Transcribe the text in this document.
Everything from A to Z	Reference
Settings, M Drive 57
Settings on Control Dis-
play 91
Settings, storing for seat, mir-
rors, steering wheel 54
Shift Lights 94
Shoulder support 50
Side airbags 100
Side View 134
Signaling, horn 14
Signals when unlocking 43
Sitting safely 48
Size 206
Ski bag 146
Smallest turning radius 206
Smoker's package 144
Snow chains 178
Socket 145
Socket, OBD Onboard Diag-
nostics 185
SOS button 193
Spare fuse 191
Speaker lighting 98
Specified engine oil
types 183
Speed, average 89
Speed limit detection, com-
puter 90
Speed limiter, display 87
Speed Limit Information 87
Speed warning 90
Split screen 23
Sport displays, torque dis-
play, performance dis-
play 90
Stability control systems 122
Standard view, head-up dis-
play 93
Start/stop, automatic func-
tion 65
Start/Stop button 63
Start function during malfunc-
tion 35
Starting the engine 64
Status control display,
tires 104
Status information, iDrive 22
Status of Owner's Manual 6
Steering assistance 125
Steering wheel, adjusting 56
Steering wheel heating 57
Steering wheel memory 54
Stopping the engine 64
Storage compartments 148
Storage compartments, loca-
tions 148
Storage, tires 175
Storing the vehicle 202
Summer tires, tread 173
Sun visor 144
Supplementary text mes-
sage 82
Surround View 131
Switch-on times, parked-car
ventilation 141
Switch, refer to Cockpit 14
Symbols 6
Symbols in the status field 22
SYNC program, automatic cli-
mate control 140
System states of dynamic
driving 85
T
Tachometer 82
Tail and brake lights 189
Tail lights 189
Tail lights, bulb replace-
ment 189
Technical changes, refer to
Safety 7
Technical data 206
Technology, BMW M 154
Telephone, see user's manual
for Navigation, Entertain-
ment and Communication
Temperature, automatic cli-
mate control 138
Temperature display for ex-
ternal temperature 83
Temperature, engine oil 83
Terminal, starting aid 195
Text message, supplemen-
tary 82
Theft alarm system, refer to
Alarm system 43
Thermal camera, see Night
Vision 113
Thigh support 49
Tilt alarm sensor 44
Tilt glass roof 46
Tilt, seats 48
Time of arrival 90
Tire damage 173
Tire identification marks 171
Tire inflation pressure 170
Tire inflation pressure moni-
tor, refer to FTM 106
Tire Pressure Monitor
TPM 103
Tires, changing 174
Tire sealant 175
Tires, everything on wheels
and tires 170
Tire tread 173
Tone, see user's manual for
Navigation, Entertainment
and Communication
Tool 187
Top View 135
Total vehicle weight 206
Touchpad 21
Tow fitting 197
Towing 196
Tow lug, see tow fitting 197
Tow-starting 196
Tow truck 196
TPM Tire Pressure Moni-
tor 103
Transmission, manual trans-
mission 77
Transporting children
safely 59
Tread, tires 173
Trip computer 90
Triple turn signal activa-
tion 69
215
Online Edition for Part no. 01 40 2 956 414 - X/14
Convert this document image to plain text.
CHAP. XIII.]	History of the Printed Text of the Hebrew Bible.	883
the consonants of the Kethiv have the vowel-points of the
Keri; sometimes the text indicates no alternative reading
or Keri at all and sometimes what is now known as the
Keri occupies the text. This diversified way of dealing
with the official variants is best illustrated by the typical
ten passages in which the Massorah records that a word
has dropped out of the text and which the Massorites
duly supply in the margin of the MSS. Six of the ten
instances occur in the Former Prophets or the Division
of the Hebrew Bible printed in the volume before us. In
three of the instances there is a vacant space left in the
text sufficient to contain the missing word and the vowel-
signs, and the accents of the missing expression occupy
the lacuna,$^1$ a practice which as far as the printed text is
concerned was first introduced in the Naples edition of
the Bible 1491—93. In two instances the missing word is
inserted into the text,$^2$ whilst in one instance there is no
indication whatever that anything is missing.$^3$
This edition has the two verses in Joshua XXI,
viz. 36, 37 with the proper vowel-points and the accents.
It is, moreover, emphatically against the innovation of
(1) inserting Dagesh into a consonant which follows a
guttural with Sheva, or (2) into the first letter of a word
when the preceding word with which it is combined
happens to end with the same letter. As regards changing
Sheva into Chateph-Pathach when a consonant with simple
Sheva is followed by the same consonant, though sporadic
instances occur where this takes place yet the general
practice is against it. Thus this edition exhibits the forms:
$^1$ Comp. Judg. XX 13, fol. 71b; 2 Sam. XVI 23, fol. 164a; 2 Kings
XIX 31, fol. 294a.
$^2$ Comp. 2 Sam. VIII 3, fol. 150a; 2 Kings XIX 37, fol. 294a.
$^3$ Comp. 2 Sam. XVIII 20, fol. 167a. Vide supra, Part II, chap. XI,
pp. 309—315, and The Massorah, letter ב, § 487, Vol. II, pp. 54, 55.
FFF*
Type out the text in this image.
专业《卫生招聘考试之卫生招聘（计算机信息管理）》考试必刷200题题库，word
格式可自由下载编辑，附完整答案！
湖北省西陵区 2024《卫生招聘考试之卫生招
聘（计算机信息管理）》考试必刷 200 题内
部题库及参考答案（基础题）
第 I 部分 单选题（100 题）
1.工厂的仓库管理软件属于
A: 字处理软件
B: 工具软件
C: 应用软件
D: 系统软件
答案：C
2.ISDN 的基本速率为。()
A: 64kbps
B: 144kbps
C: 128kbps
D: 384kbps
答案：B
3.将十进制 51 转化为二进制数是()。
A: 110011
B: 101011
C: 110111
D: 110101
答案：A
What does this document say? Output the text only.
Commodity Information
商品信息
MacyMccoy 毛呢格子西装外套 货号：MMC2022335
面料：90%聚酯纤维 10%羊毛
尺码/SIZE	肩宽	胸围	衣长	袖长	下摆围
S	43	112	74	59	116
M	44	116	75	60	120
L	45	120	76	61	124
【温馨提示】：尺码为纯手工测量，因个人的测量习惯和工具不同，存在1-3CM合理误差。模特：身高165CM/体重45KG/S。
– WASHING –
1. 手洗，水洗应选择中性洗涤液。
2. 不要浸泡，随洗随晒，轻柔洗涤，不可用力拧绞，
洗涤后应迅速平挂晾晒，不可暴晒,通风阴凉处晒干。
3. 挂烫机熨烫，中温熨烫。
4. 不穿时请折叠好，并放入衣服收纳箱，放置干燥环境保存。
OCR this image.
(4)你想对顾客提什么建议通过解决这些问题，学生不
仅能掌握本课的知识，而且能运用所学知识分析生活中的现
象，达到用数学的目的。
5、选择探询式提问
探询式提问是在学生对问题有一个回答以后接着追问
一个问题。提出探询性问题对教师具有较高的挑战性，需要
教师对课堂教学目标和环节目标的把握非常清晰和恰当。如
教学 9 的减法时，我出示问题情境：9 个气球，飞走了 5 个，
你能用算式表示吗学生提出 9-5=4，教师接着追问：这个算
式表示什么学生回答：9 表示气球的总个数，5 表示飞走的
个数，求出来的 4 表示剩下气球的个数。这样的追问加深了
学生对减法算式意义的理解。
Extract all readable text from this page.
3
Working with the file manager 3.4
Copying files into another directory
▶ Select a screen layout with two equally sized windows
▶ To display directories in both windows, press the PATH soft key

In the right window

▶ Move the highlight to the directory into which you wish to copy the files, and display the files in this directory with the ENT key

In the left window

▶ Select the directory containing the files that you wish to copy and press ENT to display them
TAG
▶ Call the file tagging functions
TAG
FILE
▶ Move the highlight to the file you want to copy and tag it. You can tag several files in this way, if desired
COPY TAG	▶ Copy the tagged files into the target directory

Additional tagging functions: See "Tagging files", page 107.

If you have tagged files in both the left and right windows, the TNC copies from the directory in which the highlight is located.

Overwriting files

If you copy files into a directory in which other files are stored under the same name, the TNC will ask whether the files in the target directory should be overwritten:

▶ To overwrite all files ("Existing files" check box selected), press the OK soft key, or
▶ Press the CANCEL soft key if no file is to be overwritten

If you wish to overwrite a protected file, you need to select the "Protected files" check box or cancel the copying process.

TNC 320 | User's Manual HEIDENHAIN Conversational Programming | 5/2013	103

+-------+

Give only the number of lines in the data that include the string "fitting".

2